Records for the task →
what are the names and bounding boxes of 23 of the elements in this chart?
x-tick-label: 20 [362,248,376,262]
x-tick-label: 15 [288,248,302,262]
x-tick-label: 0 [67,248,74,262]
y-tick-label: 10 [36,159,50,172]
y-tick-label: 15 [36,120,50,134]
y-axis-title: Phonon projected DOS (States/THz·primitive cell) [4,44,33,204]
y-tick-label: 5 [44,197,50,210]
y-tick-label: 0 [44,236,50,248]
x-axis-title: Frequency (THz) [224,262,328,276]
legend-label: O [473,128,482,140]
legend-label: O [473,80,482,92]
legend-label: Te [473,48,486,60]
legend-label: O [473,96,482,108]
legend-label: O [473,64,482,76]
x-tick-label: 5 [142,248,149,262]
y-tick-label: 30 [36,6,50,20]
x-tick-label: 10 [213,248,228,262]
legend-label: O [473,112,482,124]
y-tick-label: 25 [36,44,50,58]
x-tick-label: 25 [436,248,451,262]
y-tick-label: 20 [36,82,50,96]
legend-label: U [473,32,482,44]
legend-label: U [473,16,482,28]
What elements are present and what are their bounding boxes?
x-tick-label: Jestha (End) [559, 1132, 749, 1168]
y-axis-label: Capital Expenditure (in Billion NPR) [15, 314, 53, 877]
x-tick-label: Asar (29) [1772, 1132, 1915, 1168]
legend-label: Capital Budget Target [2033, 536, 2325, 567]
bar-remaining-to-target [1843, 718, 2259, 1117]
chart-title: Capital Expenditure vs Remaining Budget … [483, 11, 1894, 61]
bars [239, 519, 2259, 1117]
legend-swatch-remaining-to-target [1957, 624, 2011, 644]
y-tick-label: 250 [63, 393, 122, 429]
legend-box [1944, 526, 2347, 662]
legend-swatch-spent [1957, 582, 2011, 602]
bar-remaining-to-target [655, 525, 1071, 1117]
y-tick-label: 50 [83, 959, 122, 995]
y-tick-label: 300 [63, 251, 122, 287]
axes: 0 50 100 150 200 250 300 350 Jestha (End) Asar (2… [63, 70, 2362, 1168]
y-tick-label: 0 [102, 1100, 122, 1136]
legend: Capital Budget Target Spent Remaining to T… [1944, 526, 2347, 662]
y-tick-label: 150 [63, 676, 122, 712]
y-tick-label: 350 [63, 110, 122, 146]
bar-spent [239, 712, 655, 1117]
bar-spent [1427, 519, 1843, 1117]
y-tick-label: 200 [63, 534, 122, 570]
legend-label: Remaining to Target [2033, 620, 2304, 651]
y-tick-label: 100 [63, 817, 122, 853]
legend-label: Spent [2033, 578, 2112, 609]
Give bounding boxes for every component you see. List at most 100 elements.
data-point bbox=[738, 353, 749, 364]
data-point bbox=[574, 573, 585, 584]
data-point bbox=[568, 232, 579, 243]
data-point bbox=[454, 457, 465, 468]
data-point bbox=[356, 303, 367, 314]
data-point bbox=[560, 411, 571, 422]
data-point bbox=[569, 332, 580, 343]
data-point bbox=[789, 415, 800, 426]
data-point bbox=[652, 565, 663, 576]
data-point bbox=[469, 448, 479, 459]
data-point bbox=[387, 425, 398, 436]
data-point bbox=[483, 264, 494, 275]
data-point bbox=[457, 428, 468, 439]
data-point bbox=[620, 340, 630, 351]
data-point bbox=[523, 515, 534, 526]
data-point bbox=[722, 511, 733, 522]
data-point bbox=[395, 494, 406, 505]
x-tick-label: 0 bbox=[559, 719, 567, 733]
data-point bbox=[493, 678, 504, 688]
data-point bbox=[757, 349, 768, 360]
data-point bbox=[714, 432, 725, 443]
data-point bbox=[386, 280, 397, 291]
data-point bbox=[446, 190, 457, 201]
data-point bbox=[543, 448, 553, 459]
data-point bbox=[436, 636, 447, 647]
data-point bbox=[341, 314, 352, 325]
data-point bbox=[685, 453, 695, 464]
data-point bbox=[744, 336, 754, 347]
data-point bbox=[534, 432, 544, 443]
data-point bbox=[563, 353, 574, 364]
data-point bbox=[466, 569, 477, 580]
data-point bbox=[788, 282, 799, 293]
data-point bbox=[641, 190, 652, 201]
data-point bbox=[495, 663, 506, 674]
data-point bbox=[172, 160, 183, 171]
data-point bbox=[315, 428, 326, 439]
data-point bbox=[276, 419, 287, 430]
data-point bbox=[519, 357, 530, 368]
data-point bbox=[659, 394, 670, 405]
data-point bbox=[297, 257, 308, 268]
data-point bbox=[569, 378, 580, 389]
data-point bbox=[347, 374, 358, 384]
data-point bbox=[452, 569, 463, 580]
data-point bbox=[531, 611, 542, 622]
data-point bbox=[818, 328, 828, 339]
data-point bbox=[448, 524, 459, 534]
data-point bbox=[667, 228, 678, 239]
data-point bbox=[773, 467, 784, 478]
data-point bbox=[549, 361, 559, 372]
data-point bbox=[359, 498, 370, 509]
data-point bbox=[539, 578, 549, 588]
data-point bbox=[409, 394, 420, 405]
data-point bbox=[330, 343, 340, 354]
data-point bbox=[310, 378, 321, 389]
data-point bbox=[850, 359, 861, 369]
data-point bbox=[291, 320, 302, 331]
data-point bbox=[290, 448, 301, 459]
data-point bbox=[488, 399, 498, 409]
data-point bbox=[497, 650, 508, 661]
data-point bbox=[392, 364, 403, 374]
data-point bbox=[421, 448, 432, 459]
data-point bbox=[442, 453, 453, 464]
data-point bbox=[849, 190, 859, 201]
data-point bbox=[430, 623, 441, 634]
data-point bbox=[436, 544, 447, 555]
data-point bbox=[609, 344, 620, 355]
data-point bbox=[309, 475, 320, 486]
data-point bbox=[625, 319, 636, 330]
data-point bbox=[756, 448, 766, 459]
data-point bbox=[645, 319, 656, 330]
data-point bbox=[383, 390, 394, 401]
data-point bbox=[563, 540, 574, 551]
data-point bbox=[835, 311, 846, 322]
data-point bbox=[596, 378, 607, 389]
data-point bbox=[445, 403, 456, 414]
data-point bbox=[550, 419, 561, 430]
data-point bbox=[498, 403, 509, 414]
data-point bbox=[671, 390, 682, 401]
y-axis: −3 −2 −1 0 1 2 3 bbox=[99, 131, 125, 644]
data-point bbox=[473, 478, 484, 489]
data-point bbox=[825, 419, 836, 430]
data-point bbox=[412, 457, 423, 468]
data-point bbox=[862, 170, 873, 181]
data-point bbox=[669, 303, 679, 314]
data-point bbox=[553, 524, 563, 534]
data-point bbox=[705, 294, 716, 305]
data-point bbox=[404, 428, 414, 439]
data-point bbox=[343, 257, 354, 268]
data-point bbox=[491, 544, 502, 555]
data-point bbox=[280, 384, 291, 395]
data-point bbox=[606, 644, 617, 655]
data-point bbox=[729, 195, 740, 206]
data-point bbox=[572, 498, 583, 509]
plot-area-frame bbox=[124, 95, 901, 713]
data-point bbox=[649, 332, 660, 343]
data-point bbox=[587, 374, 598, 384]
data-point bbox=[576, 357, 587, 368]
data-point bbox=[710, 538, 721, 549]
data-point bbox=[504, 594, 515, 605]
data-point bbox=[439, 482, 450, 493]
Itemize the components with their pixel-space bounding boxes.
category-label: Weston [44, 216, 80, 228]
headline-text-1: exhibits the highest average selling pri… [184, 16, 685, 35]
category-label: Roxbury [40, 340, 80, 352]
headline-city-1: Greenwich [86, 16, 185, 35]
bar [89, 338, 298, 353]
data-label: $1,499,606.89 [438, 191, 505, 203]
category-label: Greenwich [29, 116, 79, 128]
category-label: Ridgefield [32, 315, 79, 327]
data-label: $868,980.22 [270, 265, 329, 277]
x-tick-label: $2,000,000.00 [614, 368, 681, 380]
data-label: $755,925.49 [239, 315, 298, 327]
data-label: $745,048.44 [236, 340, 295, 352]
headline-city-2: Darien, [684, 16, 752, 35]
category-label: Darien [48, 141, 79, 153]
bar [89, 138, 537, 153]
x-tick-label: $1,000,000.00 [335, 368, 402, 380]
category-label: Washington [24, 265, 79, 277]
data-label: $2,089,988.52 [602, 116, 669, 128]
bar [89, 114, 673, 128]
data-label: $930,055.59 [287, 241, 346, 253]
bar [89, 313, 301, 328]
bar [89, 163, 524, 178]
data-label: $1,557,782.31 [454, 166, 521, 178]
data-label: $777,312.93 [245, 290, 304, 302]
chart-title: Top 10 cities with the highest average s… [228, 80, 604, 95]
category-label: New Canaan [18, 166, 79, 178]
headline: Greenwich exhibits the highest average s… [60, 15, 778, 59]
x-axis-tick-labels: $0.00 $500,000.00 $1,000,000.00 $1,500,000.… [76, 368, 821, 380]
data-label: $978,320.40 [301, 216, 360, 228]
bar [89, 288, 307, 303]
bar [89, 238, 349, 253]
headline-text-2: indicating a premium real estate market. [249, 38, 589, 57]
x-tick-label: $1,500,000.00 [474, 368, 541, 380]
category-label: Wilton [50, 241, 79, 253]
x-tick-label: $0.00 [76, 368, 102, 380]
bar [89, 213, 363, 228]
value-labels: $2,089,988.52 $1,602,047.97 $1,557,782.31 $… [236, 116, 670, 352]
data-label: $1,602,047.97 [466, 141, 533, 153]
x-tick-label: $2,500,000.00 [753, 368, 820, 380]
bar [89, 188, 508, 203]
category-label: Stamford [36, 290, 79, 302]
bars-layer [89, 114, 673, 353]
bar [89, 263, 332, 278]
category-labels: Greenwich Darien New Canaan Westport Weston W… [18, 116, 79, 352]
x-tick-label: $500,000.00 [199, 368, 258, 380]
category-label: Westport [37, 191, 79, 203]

Instructions to follow → Substitute "unit cell" for "primitive cell" in the lines that run from the first line through the line containing "legend-label: O [473,112,482,124]", and give those lines again with everything else unchanged.

Response to the task →
what are the names and bounding boxes of 23 of the elements in this chart?
x-tick-label: 20 [362,248,376,262]
x-tick-label: 15 [288,248,302,262]
x-tick-label: 0 [67,248,74,262]
y-tick-label: 10 [36,159,50,172]
y-tick-label: 15 [36,120,50,134]
y-axis-title: Phonon projected DOS (States/THz·unit cell) [4,44,33,204]
y-tick-label: 5 [44,197,50,210]
y-tick-label: 0 [44,236,50,248]
x-axis-title: Frequency (THz) [224,262,328,276]
legend-label: O [473,128,482,140]
legend-label: O [473,80,482,92]
legend-label: Te [473,48,486,60]
legend-label: O [473,96,482,108]
legend-label: O [473,64,482,76]
x-tick-label: 5 [142,248,149,262]
y-tick-label: 30 [36,6,50,20]
x-tick-label: 10 [213,248,228,262]
legend-label: O [473,112,482,124]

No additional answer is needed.